## Short task
Tally how many lines include "三会一课". The number is the whole answer.

:::::

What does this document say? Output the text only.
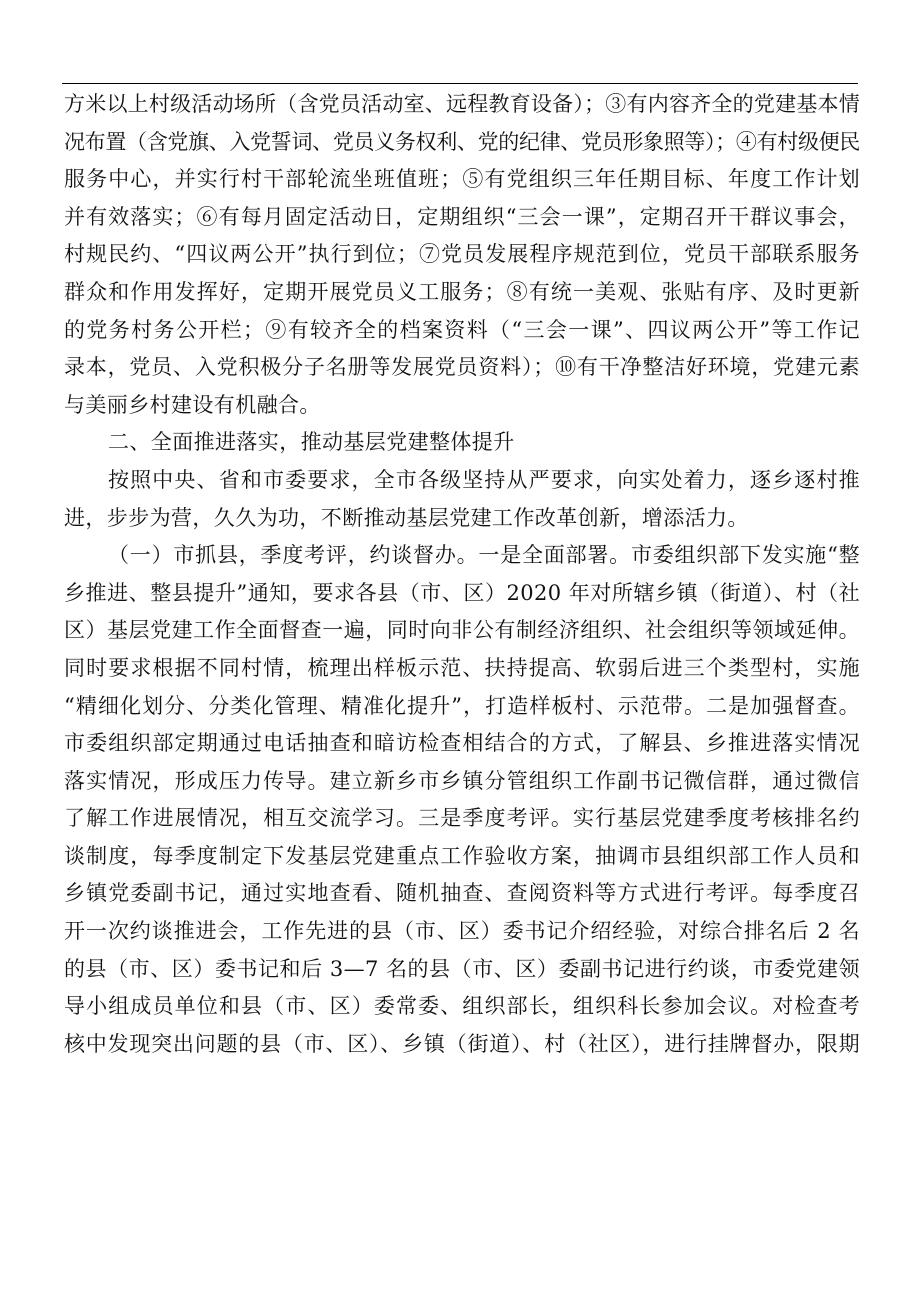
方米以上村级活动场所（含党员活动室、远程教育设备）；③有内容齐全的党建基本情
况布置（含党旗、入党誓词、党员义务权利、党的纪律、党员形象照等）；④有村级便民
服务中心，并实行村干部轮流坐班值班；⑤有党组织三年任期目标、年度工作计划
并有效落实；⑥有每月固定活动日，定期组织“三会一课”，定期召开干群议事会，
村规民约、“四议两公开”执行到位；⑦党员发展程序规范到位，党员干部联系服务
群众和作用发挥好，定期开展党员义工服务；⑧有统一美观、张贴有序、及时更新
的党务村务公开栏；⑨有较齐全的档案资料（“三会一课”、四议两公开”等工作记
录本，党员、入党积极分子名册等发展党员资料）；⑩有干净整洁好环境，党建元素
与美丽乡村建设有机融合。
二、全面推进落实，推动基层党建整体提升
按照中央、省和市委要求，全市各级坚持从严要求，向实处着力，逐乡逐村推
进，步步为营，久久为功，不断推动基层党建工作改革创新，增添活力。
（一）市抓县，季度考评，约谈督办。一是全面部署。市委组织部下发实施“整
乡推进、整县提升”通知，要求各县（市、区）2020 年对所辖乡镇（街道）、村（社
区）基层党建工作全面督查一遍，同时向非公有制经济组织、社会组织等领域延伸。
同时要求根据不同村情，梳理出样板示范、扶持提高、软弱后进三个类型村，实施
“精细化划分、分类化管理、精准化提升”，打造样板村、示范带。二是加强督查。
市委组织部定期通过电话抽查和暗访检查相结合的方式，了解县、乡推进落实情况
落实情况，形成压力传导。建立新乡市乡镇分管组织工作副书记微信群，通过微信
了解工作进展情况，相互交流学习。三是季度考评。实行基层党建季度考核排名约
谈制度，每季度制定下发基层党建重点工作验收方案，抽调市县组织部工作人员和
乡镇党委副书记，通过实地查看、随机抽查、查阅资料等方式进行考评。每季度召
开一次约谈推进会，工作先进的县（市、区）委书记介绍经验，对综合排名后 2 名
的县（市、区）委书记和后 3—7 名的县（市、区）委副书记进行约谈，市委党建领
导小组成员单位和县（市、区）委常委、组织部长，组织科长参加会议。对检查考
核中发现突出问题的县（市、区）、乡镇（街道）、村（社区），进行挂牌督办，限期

:::::

## Solved exercise
2